Instructions for the task: Every line that contains the word "JSON" should be copied out.

━━━━━ Provided records ━━━━━

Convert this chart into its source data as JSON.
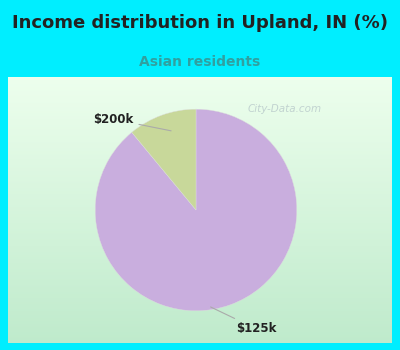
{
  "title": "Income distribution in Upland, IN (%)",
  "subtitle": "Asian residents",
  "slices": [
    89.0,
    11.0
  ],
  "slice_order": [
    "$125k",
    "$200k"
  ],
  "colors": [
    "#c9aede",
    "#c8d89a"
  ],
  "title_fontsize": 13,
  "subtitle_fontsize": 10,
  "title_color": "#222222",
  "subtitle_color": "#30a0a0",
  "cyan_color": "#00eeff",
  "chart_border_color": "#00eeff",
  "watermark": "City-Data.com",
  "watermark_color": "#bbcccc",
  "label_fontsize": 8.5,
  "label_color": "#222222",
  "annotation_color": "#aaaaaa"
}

━━━━━
━━━━━ Provided records ━━━━━

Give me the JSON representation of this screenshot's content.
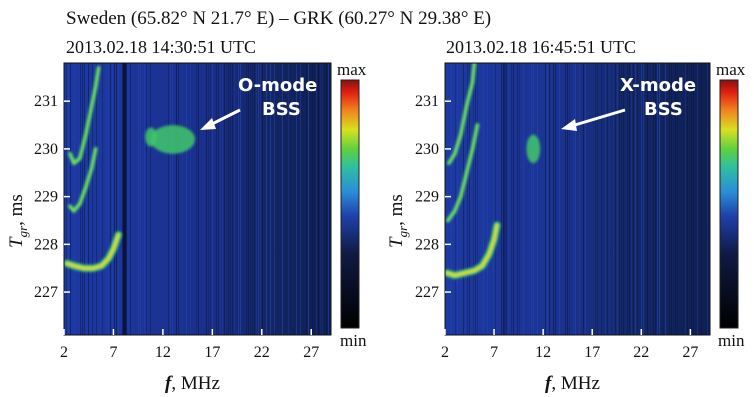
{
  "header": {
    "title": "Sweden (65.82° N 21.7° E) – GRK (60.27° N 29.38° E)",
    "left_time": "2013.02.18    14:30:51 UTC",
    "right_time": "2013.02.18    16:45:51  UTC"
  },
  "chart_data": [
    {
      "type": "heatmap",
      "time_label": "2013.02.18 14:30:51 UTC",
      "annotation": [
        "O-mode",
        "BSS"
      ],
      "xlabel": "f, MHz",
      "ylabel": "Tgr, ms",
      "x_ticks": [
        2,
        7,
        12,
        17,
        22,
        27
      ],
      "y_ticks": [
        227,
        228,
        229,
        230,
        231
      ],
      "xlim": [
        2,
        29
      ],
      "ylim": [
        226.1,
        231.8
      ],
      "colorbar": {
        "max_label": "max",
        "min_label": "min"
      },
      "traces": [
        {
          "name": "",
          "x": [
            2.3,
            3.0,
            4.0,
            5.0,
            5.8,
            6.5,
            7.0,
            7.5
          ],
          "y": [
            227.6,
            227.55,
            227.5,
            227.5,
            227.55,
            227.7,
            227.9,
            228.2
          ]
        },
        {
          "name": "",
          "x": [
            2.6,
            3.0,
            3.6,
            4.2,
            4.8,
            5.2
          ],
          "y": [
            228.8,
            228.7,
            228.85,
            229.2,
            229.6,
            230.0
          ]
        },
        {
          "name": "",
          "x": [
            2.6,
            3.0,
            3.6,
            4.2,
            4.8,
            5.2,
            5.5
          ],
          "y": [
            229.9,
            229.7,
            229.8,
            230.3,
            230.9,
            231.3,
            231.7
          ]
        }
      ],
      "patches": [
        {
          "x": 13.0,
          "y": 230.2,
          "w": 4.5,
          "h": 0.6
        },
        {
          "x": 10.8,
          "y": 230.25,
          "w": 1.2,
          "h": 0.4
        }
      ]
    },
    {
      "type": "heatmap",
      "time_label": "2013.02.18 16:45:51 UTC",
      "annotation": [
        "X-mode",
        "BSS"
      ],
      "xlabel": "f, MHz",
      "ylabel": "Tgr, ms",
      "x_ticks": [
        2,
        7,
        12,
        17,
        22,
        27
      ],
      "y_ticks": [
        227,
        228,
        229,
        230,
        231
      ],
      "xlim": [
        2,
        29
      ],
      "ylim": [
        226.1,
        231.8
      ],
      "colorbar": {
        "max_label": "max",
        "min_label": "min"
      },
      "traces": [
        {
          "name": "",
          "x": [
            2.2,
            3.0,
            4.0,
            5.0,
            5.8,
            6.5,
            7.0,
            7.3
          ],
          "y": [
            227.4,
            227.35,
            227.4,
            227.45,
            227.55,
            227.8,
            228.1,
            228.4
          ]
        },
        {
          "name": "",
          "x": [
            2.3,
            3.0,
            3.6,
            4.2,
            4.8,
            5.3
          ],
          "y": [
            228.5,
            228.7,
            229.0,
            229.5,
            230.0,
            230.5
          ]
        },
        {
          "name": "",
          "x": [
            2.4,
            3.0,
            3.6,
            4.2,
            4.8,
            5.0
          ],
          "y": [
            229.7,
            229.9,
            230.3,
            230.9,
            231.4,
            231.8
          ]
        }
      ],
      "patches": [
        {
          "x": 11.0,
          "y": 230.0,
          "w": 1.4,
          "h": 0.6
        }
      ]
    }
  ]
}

━━━━━
━━━━━ Provided records ━━━━━

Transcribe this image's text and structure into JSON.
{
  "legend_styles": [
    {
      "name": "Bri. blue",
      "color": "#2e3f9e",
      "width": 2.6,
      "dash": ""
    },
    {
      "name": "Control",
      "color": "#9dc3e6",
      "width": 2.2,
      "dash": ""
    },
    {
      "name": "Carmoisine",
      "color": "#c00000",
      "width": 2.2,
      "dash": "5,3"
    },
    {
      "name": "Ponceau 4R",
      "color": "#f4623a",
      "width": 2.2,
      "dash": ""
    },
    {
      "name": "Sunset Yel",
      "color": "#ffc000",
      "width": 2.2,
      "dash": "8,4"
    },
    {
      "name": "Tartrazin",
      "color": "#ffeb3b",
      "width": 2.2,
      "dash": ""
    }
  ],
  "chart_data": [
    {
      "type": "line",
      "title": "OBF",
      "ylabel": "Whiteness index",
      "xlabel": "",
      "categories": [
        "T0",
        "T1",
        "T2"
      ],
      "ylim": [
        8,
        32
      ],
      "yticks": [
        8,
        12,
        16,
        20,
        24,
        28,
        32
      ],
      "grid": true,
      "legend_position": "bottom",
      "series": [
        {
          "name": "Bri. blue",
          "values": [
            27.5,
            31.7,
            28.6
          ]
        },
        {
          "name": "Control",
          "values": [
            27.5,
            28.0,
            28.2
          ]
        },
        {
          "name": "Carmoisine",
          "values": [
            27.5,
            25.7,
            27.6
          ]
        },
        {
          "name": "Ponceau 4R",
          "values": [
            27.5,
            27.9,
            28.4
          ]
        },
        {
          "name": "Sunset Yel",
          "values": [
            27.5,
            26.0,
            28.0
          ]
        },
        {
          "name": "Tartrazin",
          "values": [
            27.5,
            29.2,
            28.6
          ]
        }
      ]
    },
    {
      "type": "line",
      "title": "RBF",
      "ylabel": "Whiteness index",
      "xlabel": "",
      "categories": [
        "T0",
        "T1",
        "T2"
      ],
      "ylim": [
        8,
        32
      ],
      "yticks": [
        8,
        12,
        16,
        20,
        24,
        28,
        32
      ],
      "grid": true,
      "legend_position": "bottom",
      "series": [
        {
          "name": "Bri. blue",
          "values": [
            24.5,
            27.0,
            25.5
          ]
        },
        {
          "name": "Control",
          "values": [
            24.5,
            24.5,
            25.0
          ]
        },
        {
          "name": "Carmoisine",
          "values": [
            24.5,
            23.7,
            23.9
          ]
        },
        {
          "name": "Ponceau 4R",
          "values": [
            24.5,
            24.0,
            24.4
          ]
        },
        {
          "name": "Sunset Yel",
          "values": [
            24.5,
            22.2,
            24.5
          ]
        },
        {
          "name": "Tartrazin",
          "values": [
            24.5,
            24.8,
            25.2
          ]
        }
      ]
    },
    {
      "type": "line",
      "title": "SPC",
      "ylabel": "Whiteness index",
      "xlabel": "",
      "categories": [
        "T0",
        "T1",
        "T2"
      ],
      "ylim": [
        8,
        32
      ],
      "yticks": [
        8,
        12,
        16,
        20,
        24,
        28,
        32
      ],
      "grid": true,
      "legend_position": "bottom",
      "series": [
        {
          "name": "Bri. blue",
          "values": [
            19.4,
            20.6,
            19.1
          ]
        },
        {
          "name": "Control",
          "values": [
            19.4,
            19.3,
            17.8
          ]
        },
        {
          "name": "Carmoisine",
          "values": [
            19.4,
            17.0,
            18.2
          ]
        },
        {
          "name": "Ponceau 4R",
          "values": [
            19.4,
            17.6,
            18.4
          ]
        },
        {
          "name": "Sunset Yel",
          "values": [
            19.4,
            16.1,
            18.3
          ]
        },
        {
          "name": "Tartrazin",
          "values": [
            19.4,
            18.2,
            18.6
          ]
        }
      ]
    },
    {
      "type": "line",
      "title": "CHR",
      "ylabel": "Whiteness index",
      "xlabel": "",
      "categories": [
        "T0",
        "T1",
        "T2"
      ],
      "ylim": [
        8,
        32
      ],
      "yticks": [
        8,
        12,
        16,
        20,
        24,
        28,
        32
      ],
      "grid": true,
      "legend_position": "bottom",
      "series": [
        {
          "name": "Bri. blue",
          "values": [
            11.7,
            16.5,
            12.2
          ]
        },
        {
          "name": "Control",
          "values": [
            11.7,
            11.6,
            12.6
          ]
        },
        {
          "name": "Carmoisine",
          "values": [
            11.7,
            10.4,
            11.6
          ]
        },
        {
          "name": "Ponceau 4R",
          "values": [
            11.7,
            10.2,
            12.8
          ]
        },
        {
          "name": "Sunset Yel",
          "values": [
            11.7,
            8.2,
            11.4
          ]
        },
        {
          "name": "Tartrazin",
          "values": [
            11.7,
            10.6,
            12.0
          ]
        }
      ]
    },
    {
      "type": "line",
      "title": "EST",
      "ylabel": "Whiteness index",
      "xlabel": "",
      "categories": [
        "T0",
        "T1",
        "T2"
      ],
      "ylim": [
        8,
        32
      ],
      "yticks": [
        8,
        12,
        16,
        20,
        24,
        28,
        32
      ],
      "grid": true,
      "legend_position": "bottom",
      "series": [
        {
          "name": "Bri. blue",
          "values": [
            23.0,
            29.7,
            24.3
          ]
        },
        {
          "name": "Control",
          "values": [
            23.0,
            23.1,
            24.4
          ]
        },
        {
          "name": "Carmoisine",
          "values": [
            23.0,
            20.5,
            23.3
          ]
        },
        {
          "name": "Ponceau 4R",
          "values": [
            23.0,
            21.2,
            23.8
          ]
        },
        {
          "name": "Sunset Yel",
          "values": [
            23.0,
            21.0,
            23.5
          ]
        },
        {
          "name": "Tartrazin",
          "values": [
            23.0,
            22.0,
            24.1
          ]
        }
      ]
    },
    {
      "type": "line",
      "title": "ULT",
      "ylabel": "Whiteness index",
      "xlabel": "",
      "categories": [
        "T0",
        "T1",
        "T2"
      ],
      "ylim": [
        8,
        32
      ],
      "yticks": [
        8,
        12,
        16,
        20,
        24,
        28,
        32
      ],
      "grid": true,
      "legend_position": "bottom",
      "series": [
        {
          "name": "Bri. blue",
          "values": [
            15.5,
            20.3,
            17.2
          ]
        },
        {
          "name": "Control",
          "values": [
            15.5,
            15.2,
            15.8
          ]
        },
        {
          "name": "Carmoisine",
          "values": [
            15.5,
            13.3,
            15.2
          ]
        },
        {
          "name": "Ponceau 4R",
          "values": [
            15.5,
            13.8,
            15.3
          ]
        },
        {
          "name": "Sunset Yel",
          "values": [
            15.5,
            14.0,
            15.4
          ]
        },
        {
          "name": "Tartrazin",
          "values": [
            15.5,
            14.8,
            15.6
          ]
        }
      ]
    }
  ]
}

━━━━━

The result:
Convert this chart into its source data as JSON.
Give me the JSON representation of this screenshot's content.
Transcribe this image's text and structure into JSON.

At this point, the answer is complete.